▶ **WHAT TO DO**:
Restate the complete material exactly.

● ● ●

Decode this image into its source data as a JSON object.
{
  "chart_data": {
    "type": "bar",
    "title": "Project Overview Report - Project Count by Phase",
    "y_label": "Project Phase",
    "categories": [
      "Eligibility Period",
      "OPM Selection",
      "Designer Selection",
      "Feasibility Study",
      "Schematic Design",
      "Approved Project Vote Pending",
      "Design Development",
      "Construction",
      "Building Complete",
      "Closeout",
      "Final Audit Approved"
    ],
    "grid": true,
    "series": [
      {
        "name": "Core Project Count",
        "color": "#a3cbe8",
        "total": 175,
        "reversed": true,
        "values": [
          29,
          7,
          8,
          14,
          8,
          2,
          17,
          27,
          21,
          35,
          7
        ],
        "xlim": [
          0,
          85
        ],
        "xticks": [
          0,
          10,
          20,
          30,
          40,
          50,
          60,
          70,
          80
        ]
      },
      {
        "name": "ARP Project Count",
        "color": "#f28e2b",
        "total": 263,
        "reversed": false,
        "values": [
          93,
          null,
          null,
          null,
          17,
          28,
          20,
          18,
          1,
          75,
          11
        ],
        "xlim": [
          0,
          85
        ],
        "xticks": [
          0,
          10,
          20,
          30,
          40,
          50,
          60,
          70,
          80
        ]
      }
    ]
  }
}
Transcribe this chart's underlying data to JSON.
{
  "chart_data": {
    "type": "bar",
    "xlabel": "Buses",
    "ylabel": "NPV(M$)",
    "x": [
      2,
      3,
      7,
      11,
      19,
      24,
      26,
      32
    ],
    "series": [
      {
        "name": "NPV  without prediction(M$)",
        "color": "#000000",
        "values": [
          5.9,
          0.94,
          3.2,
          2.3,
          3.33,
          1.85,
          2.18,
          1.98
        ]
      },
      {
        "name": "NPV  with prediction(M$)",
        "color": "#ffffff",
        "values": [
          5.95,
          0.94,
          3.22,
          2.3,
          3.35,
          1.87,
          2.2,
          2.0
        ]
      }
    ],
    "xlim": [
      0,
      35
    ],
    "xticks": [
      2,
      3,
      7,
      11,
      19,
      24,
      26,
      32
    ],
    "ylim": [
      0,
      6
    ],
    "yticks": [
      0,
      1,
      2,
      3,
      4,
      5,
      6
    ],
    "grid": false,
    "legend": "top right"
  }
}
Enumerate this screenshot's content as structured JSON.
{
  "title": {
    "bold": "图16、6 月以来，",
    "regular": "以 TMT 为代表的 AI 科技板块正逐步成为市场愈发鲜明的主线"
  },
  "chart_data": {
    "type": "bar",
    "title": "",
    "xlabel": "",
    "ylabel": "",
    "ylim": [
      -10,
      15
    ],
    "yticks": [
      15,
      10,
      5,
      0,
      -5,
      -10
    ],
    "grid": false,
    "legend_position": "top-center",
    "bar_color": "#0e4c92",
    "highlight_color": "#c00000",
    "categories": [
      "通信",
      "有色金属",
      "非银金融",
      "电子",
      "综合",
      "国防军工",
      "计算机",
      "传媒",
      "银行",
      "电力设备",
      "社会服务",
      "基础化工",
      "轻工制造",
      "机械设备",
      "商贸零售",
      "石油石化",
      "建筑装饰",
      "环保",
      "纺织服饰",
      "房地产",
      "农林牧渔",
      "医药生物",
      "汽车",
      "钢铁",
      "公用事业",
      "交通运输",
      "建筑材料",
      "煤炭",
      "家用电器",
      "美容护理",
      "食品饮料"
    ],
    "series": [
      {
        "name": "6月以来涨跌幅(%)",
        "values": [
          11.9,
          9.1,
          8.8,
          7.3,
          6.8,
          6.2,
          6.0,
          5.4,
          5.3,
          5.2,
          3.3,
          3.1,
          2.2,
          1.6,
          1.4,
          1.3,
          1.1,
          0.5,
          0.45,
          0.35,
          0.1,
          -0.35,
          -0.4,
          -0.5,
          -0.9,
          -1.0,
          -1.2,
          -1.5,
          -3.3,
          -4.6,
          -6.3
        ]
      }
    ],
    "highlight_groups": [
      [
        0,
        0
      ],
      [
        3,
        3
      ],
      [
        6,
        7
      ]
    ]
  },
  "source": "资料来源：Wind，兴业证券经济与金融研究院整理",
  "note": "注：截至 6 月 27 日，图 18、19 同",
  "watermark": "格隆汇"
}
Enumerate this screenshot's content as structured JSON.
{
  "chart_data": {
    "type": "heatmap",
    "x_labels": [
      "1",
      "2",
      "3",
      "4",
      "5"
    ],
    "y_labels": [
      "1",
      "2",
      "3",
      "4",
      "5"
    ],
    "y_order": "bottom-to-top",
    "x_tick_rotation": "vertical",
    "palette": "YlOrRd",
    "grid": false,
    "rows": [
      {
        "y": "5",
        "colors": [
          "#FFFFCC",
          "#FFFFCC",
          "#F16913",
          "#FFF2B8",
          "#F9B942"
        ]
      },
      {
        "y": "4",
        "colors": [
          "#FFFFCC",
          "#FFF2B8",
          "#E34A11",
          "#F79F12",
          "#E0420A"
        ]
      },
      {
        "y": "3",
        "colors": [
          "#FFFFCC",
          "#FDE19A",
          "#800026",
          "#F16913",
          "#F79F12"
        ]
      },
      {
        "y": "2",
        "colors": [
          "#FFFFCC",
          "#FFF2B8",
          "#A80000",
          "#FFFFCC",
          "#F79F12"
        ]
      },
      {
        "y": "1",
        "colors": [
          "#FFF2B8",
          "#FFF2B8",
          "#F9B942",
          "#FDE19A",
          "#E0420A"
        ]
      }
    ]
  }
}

● ● ●

▶ **SOLUTION**:
Decode this image into its source data as a JSON object.
{
  "chart_data": {
    "type": "bar",
    "title": "Project Overview Report - Project Count by Phase",
    "y_label": "Project Phase",
    "categories": [
      "Eligibility Period",
      "OPM Selection",
      "Designer Selection",
      "Feasibility Study",
      "Schematic Design",
      "Approved Project Vote Pending",
      "Design Development",
      "Construction",
      "Building Complete",
      "Closeout",
      "Final Audit Approved"
    ],
    "grid": true,
    "series": [
      {
        "name": "Core Project Count",
        "color": "#a3cbe8",
        "total": 175,
        "reversed": true,
        "values": [
          29,
          7,
          8,
          14,
          8,
          2,
          17,
          27,
          21,
          35,
          7
        ],
        "xlim": [
          0,
          85
        ],
        "xticks": [
          0,
          10,
          20,
          30,
          40,
          50,
          60,
          70,
          80
        ]
      },
      {
        "name": "ARP Project Count",
        "color": "#f28e2b",
        "total": 263,
        "reversed": false,
        "values": [
          93,
          null,
          null,
          null,
          17,
          28,
          20,
          18,
          1,
          75,
          11
        ],
        "xlim": [
          0,
          85
        ],
        "xticks": [
          0,
          10,
          20,
          30,
          40,
          50,
          60,
          70,
          80
        ]
      }
    ]
  }
}
Transcribe this chart's underlying data to JSON.
{
  "chart_data": {
    "type": "bar",
    "xlabel": "Buses",
    "ylabel": "NPV(M$)",
    "x": [
      2,
      3,
      7,
      11,
      19,
      24,
      26,
      32
    ],
    "series": [
      {
        "name": "NPV  without prediction(M$)",
        "color": "#000000",
        "values": [
          5.9,
          0.94,
          3.2,
          2.3,
          3.33,
          1.85,
          2.18,
          1.98
        ]
      },
      {
        "name": "NPV  with prediction(M$)",
        "color": "#ffffff",
        "values": [
          5.95,
          0.94,
          3.22,
          2.3,
          3.35,
          1.87,
          2.2,
          2.0
        ]
      }
    ],
    "xlim": [
      0,
      35
    ],
    "xticks": [
      2,
      3,
      7,
      11,
      19,
      24,
      26,
      32
    ],
    "ylim": [
      0,
      6
    ],
    "yticks": [
      0,
      1,
      2,
      3,
      4,
      5,
      6
    ],
    "grid": false,
    "legend": "top right"
  }
}
Enumerate this screenshot's content as structured JSON.
{
  "title": {
    "bold": "图16、6 月以来，",
    "regular": "以 TMT 为代表的 AI 科技板块正逐步成为市场愈发鲜明的主线"
  },
  "chart_data": {
    "type": "bar",
    "title": "",
    "xlabel": "",
    "ylabel": "",
    "ylim": [
      -10,
      15
    ],
    "yticks": [
      15,
      10,
      5,
      0,
      -5,
      -10
    ],
    "grid": false,
    "legend_position": "top-center",
    "bar_color": "#0e4c92",
    "highlight_color": "#c00000",
    "categories": [
      "通信",
      "有色金属",
      "非银金融",
      "电子",
      "综合",
      "国防军工",
      "计算机",
      "传媒",
      "银行",
      "电力设备",
      "社会服务",
      "基础化工",
      "轻工制造",
      "机械设备",
      "商贸零售",
      "石油石化",
      "建筑装饰",
      "环保",
      "纺织服饰",
      "房地产",
      "农林牧渔",
      "医药生物",
      "汽车",
      "钢铁",
      "公用事业",
      "交通运输",
      "建筑材料",
      "煤炭",
      "家用电器",
      "美容护理",
      "食品饮料"
    ],
    "series": [
      {
        "name": "6月以来涨跌幅(%)",
        "values": [
          11.9,
          9.1,
          8.8,
          7.3,
          6.8,
          6.2,
          6.0,
          5.4,
          5.3,
          5.2,
          3.3,
          3.1,
          2.2,
          1.6,
          1.4,
          1.3,
          1.1,
          0.5,
          0.45,
          0.35,
          0.1,
          -0.35,
          -0.4,
          -0.5,
          -0.9,
          -1.0,
          -1.2,
          -1.5,
          -3.3,
          -4.6,
          -6.3
        ]
      }
    ],
    "highlight_groups": [
      [
        0,
        0
      ],
      [
        3,
        3
      ],
      [
        6,
        7
      ]
    ]
  },
  "source": "资料来源：Wind，兴业证券经济与金融研究院整理",
  "note": "注：截至 6 月 27 日，图 18、19 同",
  "watermark": "格隆汇"
}
Enumerate this screenshot's content as structured JSON.
{
  "chart_data": {
    "type": "heatmap",
    "x_labels": [
      "1",
      "2",
      "3",
      "4",
      "5"
    ],
    "y_labels": [
      "1",
      "2",
      "3",
      "4",
      "5"
    ],
    "y_order": "bottom-to-top",
    "x_tick_rotation": "vertical",
    "palette": "YlOrRd",
    "grid": false,
    "rows": [
      {
        "y": "5",
        "colors": [
          "#FFFFCC",
          "#FFFFCC",
          "#F16913",
          "#FFF2B8",
          "#F9B942"
        ]
      },
      {
        "y": "4",
        "colors": [
          "#FFFFCC",
          "#FFF2B8",
          "#E34A11",
          "#F79F12",
          "#E0420A"
        ]
      },
      {
        "y": "3",
        "colors": [
          "#FFFFCC",
          "#FDE19A",
          "#800026",
          "#F16913",
          "#F79F12"
        ]
      },
      {
        "y": "2",
        "colors": [
          "#FFFFCC",
          "#FFF2B8",
          "#A80000",
          "#FFFFCC",
          "#F79F12"
        ]
      },
      {
        "y": "1",
        "colors": [
          "#FFF2B8",
          "#FFF2B8",
          "#F9B942",
          "#FDE19A",
          "#E0420A"
        ]
      }
    ]
  }
}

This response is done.